*Written problem*:
Write the entries out again exactly as they stand, but without the pictures.

┌────────

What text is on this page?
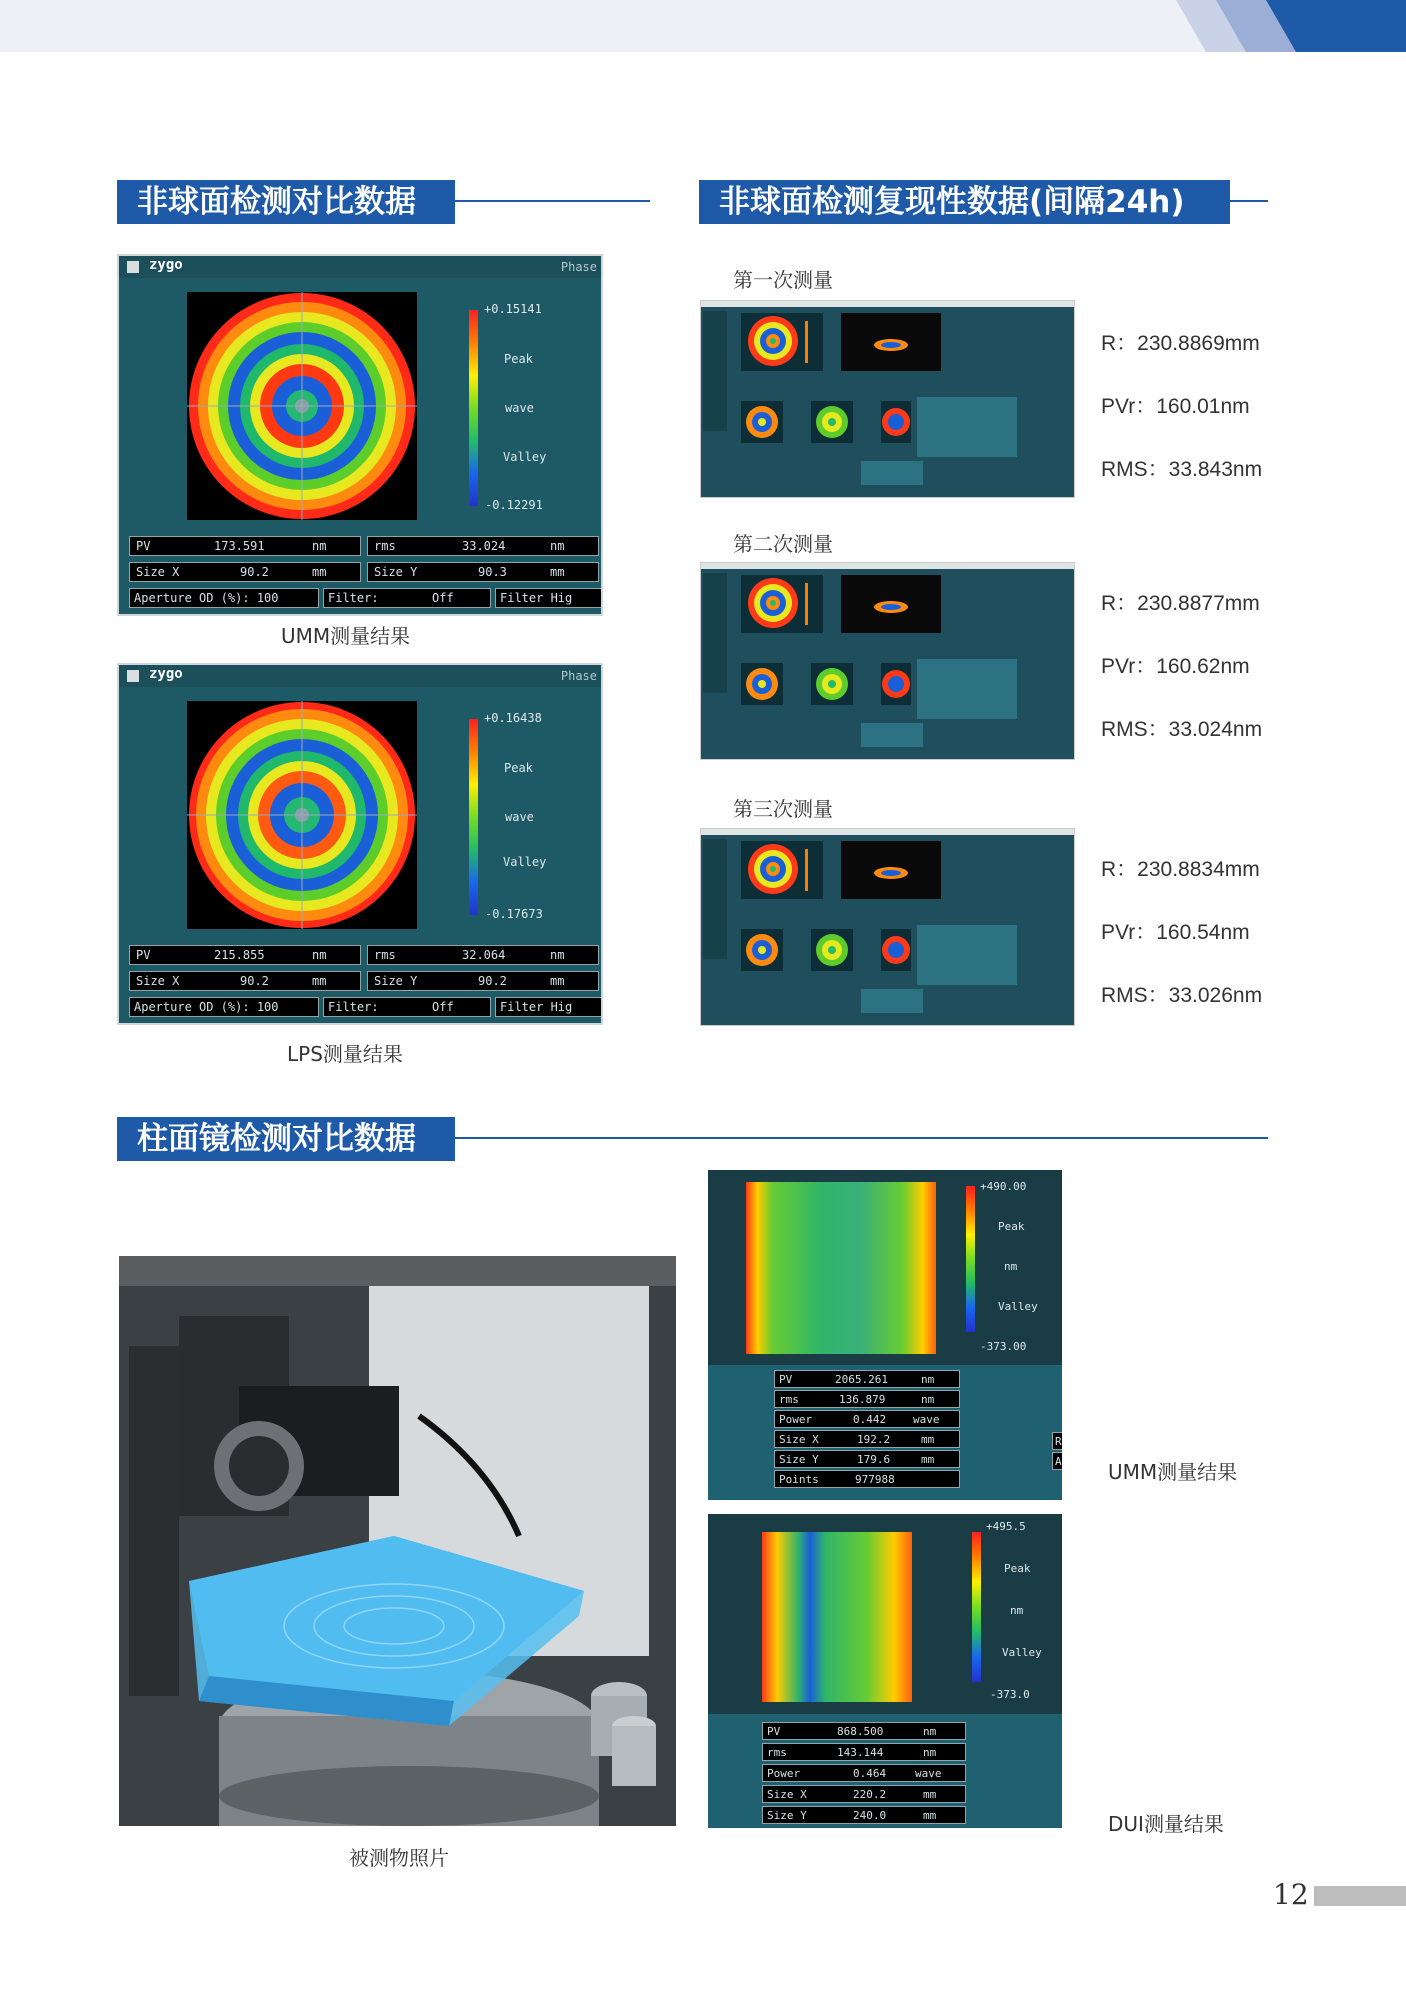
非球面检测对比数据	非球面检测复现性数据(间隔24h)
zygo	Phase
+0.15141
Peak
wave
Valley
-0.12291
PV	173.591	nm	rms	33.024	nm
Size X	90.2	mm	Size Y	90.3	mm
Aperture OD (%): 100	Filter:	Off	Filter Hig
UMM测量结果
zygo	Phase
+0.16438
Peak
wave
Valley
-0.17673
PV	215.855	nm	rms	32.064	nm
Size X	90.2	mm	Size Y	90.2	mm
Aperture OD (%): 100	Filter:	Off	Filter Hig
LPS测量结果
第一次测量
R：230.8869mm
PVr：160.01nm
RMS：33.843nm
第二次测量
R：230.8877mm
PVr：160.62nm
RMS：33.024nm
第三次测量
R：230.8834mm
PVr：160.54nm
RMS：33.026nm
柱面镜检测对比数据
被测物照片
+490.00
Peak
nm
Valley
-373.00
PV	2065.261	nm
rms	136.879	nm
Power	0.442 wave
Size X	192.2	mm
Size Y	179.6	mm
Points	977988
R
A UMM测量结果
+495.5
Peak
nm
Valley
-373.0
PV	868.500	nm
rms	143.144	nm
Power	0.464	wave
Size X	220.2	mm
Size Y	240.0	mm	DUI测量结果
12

└────────

*Full output*:
What text is on this page?
非球面检测对比数据	非球面检测复现性数据(间隔24h)
zygo	Phase
+0.15141
Peak
wave
Valley
-0.12291
PV	173.591	nm	rms	33.024	nm
Size X	90.2	mm	Size Y	90.3	mm
Aperture OD (%): 100	Filter:	Off	Filter Hig
UMM测量结果
zygo	Phase
+0.16438
Peak
wave
Valley
-0.17673
PV	215.855	nm	rms	32.064	nm
Size X	90.2	mm	Size Y	90.2	mm
Aperture OD (%): 100	Filter:	Off	Filter Hig
LPS测量结果
第一次测量
R：230.8869mm
PVr：160.01nm
RMS：33.843nm
第二次测量
R：230.8877mm
PVr：160.62nm
RMS：33.024nm
第三次测量
R：230.8834mm
PVr：160.54nm
RMS：33.026nm
柱面镜检测对比数据
被测物照片
+490.00
Peak
nm
Valley
-373.00
PV	2065.261	nm
rms	136.879	nm
Power	0.442 wave
Size X	192.2	mm
Size Y	179.6	mm
Points	977988
R
A UMM测量结果
+495.5
Peak
nm
Valley
-373.0
PV	868.500	nm
rms	143.144	nm
Power	0.464	wave
Size X	220.2	mm
Size Y	240.0	mm	DUI测量结果
12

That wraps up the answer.